* BEGIN Material shown *

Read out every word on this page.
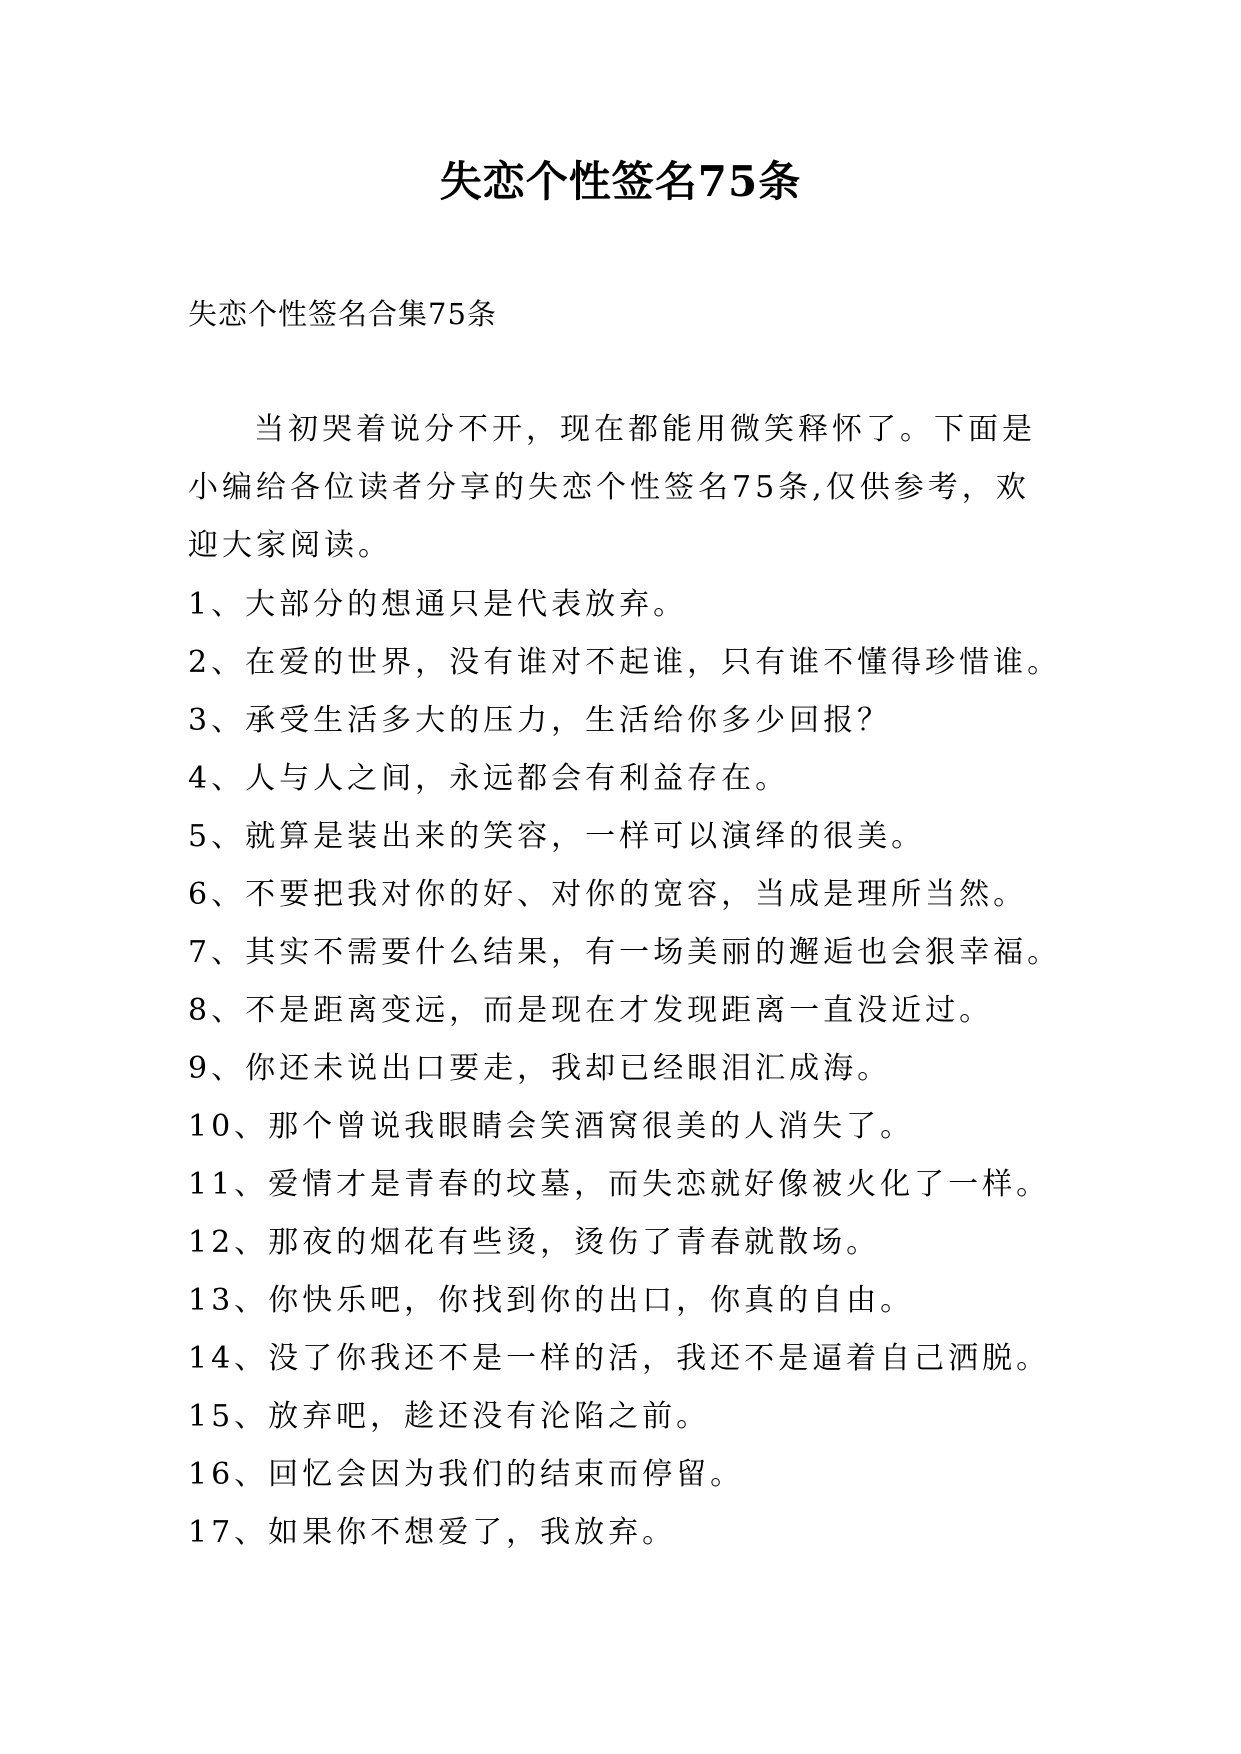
失恋个性签名75条
失恋个性签名合集75条

当初哭着说分不开，现在都能用微笑释怀了。下面是小编给各位读者分享的失恋个性签名75条,仅供参考，欢迎大家阅读。

1、大部分的想通只是代表放弃。
2、在爱的世界，没有谁对不起谁，只有谁不懂得珍惜谁。
3、承受生活多大的压力，生活给你多少回报？
4、人与人之间，永远都会有利益存在。
5、就算是装出来的笑容，一样可以演绎的很美。
6、不要把我对你的好、对你的宽容，当成是理所当然。
7、其实不需要什么结果，有一场美丽的邂逅也会狠幸福。
8、不是距离变远，而是现在才发现距离一直没近过。
9、你还未说出口要走，我却已经眼泪汇成海。
10、那个曾说我眼睛会笑酒窝很美的人消失了。
11、爱情才是青春的坟墓，而失恋就好像被火化了一样。
12、那夜的烟花有些烫，烫伤了青春就散场。
13、你快乐吧，你找到你的出口，你真的自由。
14、没了你我还不是一样的活，我还不是逼着自己洒脱。
15、放弃吧，趁还没有沦陷之前。
16、回忆会因为我们的结束而停留。
17、如果你不想爱了，我放弃。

* END Material shown *

Your task is to return the entries above exactly, with no pictures.

Read out every word on this page.
失恋个性签名75条
失恋个性签名合集75条

当初哭着说分不开，现在都能用微笑释怀了。下面是小编给各位读者分享的失恋个性签名75条,仅供参考，欢迎大家阅读。

1、大部分的想通只是代表放弃。
2、在爱的世界，没有谁对不起谁，只有谁不懂得珍惜谁。
3、承受生活多大的压力，生活给你多少回报？
4、人与人之间，永远都会有利益存在。
5、就算是装出来的笑容，一样可以演绎的很美。
6、不要把我对你的好、对你的宽容，当成是理所当然。
7、其实不需要什么结果，有一场美丽的邂逅也会狠幸福。
8、不是距离变远，而是现在才发现距离一直没近过。
9、你还未说出口要走，我却已经眼泪汇成海。
10、那个曾说我眼睛会笑酒窝很美的人消失了。
11、爱情才是青春的坟墓，而失恋就好像被火化了一样。
12、那夜的烟花有些烫，烫伤了青春就散场。
13、你快乐吧，你找到你的出口，你真的自由。
14、没了你我还不是一样的活，我还不是逼着自己洒脱。
15、放弃吧，趁还没有沦陷之前。
16、回忆会因为我们的结束而停留。
17、如果你不想爱了，我放弃。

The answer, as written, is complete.